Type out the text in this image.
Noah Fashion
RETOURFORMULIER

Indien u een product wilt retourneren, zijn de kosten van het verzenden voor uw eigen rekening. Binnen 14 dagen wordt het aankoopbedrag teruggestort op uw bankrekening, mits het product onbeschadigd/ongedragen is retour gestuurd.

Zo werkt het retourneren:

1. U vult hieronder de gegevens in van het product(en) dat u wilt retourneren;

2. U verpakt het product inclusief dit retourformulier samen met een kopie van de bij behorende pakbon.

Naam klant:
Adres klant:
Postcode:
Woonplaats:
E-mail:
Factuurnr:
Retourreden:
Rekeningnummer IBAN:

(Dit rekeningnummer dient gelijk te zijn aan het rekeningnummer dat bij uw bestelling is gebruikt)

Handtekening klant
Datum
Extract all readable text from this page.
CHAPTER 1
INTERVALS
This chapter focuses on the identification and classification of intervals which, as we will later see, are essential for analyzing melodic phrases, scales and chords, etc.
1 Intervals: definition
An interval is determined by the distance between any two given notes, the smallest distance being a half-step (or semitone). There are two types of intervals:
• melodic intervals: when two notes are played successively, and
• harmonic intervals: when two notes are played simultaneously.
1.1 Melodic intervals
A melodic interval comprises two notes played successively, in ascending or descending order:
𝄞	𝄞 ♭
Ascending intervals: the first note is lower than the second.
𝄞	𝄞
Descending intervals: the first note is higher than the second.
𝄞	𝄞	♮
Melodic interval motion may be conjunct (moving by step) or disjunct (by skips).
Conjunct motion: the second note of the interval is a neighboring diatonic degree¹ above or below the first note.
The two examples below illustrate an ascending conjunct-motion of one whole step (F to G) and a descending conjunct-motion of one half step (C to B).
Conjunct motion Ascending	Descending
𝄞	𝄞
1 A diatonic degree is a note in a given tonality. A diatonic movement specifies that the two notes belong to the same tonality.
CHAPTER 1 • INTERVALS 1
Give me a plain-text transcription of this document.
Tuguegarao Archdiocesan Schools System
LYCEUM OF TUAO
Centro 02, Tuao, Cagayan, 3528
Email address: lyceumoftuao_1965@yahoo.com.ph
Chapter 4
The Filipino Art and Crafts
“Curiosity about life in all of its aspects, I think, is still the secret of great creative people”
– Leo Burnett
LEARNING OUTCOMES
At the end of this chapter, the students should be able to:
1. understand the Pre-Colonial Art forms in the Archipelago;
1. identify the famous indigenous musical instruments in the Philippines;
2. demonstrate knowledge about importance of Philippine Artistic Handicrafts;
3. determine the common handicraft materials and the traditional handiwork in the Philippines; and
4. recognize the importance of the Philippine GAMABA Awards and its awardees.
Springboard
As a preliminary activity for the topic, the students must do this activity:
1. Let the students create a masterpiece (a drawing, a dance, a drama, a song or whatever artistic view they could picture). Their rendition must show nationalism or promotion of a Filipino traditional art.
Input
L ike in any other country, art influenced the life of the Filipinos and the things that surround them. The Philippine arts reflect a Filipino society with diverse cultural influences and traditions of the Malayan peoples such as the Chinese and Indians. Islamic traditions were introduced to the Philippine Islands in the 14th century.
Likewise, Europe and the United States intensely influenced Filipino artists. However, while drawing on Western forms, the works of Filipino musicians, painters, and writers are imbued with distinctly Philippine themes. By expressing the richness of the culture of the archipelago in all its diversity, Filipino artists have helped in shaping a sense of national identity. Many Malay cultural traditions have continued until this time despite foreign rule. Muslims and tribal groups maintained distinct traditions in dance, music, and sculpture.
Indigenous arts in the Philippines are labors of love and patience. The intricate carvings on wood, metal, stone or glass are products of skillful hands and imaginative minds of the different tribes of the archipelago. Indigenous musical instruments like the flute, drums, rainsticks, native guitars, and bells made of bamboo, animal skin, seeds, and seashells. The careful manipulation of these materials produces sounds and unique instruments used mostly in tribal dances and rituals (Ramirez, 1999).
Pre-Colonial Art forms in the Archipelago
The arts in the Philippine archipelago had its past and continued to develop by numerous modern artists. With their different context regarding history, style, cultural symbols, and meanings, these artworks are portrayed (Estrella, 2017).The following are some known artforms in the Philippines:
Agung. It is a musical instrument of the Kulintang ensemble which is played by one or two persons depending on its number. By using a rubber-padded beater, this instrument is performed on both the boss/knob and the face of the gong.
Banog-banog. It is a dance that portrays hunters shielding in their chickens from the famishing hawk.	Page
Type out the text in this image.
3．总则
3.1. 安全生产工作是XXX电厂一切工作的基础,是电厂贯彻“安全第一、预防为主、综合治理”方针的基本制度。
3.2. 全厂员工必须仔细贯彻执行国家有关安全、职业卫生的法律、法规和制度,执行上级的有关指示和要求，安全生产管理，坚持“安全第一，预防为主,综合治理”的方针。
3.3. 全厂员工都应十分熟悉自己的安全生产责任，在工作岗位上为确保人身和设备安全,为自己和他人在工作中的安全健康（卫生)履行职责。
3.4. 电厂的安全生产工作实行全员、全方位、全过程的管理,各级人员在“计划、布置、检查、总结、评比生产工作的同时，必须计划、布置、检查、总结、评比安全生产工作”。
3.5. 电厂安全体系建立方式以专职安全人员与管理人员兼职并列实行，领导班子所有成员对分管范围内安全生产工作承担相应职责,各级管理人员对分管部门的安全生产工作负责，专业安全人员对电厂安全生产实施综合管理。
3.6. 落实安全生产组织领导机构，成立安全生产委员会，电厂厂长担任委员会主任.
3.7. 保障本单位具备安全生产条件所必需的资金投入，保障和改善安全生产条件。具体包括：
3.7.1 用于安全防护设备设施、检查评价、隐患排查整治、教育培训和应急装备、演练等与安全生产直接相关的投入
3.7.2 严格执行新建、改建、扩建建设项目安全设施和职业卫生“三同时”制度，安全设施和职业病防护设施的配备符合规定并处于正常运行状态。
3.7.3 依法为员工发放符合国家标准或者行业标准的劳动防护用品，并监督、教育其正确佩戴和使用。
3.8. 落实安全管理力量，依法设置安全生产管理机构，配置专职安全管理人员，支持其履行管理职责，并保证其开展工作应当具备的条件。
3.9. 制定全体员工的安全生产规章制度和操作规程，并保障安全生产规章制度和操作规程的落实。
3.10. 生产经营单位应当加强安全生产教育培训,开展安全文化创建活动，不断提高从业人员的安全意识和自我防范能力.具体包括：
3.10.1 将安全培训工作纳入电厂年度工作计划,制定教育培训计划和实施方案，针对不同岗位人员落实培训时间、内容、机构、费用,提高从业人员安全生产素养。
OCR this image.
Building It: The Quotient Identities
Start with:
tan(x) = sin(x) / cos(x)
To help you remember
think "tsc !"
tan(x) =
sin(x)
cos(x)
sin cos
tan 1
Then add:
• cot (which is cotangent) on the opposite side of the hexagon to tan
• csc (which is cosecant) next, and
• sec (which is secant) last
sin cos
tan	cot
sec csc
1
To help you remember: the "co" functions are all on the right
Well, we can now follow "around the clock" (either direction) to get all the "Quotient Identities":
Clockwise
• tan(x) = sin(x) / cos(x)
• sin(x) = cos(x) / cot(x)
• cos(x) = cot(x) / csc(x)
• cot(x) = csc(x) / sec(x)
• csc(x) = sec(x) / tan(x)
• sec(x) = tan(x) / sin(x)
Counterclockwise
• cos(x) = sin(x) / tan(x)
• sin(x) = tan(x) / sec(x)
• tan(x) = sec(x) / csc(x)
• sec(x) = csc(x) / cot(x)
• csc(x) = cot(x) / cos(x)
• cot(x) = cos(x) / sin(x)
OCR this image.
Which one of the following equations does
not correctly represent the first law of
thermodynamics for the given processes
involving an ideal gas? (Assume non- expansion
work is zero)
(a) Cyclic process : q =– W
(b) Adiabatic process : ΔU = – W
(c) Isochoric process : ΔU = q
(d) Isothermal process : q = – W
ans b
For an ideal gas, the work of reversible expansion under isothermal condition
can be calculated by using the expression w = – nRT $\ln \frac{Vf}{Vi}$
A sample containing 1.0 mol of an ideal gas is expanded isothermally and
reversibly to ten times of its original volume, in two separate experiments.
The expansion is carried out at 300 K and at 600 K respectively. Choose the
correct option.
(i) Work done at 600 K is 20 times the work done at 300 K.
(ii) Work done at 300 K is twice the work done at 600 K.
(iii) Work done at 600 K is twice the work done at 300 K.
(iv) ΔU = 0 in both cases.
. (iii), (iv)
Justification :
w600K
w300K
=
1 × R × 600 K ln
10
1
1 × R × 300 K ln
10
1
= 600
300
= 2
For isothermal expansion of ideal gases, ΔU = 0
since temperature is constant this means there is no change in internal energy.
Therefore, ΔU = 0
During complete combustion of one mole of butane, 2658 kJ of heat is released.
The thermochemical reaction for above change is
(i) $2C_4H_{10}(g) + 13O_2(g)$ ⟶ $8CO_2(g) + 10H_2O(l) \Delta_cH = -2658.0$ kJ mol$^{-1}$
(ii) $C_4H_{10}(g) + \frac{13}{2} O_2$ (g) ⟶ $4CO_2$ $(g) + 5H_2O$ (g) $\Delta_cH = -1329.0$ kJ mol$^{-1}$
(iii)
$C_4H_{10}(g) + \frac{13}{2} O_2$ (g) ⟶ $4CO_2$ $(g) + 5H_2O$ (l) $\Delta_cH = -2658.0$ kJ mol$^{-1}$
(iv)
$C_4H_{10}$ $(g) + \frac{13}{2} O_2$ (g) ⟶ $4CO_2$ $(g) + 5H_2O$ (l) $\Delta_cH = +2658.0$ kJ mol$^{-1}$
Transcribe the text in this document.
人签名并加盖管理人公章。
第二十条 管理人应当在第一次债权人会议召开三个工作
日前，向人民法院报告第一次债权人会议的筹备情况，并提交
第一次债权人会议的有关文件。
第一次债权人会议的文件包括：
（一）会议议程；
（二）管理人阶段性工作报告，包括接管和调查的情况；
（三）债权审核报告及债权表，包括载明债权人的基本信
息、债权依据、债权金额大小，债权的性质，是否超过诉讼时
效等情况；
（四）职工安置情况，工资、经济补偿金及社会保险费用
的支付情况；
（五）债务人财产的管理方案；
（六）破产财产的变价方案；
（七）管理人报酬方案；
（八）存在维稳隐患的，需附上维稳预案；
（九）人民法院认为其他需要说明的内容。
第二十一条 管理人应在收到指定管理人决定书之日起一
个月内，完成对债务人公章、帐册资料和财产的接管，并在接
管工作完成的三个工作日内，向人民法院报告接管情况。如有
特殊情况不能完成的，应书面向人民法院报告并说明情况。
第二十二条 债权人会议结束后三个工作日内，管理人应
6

→ TASK BRIEF
Scan the data above and copy every line with "remember" in it.

→ EXERCISE SOLUTION
To help you remember
To help you remember: the "co" functions are all on the right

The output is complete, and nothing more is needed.